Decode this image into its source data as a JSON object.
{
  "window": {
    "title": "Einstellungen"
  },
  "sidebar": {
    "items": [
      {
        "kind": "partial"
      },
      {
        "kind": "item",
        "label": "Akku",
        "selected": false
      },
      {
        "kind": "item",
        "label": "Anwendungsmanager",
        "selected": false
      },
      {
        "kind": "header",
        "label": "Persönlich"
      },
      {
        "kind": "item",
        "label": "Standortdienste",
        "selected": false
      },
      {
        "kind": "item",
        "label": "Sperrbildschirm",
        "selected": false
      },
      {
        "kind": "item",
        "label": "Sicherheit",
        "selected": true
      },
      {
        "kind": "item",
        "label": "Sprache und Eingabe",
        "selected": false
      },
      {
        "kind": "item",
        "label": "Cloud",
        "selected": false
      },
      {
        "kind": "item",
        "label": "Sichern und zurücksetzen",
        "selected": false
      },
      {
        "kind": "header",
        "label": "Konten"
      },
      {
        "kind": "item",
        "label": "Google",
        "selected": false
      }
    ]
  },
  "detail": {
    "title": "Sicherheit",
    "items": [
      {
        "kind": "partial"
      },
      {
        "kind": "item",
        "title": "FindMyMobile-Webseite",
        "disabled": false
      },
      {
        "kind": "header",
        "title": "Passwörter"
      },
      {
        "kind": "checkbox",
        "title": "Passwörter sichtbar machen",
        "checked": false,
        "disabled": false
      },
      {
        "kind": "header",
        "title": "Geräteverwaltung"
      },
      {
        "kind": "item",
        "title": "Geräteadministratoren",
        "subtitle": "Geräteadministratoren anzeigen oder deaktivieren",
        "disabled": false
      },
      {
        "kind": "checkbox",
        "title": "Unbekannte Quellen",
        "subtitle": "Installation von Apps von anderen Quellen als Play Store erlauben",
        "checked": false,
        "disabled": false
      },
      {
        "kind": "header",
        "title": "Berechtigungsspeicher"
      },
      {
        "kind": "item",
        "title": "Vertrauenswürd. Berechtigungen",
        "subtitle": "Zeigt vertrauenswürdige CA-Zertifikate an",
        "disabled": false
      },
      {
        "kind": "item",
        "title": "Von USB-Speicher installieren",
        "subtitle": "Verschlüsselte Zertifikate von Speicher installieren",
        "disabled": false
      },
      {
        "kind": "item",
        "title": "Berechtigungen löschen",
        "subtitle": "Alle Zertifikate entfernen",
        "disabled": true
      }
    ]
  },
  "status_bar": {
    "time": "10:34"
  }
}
·····
→ **What to do**
Count the lines in which the string "label" appears, then report only that figure.

→ **In response**
11